- **SHORT PROBLEM**
Tally the lines containing "Gestion" and report the number alone.

- **PROVIDED RECORDS**
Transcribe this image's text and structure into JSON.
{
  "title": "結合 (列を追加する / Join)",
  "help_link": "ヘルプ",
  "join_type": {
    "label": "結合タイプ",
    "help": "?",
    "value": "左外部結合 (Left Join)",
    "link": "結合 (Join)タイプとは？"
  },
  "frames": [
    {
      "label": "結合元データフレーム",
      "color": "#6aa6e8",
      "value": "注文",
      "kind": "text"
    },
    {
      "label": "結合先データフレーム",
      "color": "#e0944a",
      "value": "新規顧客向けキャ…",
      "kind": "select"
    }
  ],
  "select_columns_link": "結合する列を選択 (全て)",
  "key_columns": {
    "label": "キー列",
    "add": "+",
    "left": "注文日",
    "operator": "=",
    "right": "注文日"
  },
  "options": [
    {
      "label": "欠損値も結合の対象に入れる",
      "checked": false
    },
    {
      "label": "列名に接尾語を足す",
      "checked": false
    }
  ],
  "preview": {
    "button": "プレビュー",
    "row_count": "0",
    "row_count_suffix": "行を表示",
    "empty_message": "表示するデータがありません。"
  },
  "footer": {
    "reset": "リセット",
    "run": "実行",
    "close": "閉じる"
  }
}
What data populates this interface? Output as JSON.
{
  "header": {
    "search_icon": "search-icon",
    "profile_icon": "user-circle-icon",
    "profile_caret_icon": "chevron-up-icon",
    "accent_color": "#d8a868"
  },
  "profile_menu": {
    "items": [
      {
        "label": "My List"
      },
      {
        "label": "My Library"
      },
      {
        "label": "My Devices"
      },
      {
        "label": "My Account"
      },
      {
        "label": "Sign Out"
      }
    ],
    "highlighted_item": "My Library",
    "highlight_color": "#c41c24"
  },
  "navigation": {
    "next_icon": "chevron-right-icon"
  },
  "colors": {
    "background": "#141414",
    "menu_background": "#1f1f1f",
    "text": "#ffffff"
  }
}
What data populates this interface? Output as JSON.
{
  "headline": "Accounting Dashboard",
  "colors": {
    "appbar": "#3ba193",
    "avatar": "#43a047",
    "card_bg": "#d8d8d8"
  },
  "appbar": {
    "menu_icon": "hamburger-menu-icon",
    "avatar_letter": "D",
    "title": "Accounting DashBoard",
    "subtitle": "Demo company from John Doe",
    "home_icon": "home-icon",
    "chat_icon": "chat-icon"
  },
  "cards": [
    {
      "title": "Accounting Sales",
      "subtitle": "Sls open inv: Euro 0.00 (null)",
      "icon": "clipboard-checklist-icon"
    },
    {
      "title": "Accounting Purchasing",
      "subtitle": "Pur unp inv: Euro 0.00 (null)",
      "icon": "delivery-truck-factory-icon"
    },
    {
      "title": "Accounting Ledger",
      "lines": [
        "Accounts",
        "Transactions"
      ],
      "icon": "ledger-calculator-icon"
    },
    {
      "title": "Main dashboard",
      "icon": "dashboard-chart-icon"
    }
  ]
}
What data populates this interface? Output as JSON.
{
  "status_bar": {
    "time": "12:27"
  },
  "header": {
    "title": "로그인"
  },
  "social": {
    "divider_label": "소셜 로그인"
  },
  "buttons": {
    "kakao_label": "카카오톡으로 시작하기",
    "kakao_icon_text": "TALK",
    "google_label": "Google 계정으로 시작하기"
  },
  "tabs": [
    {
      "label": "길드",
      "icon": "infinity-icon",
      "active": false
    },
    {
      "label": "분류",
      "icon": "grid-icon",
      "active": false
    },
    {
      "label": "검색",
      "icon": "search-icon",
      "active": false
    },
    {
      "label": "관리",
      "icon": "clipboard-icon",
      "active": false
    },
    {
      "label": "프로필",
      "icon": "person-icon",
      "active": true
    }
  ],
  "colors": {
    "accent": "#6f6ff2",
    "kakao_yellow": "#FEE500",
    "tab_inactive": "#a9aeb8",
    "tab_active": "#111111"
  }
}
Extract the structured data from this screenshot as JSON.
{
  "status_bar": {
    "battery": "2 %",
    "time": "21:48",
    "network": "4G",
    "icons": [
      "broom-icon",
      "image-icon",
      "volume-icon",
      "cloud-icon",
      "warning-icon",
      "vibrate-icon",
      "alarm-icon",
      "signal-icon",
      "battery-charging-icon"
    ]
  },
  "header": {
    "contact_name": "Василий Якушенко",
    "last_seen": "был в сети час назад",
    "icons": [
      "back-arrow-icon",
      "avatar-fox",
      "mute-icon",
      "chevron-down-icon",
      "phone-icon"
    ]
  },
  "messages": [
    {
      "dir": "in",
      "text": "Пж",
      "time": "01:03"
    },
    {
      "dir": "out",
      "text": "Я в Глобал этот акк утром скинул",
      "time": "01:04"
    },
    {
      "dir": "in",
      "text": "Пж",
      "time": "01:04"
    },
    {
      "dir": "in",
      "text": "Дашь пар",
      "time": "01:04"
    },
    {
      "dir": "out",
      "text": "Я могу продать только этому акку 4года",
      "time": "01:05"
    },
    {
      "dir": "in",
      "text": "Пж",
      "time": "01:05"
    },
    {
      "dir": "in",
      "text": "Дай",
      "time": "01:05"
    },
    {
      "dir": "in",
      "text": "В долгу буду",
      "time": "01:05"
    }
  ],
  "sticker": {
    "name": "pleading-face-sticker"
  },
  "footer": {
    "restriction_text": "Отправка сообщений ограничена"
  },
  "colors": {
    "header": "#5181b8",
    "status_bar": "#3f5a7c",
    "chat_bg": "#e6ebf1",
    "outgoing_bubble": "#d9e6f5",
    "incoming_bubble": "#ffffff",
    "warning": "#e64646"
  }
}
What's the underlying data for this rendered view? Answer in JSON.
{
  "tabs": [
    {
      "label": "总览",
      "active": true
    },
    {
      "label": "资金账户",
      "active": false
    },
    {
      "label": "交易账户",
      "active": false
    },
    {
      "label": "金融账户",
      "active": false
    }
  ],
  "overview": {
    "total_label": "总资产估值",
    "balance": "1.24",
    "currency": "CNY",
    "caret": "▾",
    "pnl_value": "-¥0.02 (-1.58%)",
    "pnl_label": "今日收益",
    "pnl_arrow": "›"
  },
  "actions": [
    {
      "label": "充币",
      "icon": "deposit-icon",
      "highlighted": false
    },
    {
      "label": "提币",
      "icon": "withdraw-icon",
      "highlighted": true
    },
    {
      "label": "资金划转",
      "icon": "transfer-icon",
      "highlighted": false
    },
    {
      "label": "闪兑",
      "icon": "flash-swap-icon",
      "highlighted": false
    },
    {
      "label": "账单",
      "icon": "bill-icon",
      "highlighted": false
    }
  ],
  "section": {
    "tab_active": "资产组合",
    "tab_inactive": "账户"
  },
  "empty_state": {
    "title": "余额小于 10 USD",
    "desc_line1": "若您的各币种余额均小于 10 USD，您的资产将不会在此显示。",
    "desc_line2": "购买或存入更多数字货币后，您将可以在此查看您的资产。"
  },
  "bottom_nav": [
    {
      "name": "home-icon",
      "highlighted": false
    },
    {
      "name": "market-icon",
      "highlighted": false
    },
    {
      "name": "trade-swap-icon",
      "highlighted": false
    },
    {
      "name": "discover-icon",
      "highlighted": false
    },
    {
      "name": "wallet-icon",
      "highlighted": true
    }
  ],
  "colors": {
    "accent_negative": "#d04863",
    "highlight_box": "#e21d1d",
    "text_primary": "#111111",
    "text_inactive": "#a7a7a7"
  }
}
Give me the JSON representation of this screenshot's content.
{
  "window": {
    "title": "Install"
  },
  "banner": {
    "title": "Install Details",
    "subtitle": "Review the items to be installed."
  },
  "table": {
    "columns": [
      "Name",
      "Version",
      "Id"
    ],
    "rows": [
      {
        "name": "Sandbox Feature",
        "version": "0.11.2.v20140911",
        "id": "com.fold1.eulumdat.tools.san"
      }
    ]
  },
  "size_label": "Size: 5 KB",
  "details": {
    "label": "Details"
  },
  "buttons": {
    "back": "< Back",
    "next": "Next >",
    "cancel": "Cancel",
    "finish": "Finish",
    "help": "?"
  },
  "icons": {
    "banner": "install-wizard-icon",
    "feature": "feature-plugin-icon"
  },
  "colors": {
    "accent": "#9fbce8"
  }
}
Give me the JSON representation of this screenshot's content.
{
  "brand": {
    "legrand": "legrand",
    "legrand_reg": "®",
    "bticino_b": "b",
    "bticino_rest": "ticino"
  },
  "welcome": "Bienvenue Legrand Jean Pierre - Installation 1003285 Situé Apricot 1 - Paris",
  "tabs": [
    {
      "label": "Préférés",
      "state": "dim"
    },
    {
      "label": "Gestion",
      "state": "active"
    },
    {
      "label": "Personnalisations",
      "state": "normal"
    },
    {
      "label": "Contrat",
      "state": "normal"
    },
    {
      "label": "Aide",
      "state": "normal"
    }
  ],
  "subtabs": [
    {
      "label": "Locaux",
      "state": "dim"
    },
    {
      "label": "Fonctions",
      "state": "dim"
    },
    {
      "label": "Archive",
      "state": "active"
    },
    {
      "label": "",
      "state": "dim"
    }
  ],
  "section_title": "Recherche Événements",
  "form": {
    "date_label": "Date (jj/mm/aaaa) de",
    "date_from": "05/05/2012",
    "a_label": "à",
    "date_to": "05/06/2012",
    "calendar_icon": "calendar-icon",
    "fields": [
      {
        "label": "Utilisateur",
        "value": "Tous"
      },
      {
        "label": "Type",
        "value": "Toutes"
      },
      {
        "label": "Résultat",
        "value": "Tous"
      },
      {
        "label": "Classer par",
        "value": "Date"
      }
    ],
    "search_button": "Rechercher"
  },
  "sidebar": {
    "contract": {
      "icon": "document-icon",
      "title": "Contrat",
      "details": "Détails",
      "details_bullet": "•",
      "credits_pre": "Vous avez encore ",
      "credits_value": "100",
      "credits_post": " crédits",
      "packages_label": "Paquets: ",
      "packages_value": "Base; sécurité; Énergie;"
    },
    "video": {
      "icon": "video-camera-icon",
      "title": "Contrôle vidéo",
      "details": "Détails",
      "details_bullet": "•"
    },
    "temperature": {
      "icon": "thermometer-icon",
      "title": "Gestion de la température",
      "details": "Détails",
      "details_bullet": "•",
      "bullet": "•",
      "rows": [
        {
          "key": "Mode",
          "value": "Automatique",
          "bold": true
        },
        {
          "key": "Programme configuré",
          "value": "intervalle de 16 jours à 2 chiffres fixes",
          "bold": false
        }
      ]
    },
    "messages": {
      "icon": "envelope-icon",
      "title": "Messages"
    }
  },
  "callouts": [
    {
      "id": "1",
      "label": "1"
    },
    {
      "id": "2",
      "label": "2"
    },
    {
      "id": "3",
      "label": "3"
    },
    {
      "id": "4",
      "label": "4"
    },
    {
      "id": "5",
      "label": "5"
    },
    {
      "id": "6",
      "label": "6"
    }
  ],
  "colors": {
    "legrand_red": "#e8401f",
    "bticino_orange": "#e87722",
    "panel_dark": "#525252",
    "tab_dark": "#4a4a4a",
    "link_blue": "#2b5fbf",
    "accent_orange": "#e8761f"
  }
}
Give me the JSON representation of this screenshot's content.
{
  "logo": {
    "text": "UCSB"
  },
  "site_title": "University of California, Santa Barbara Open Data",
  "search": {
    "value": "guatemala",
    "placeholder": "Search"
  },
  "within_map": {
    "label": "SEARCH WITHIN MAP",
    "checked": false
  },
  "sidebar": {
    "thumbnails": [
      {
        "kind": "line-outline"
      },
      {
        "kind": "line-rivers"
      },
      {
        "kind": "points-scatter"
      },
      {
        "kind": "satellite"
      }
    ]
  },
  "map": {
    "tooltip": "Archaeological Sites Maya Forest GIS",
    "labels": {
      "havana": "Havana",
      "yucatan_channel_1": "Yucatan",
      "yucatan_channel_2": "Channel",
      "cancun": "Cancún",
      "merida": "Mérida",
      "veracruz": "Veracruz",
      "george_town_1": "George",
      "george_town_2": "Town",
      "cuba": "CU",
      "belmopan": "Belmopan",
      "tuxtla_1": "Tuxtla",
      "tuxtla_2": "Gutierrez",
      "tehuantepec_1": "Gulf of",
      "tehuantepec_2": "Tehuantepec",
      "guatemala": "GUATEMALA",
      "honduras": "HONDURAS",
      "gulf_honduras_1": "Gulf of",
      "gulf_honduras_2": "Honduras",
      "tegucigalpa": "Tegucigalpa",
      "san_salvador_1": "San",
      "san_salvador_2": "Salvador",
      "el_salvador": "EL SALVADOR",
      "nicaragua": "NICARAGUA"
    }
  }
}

- **RESULT**
2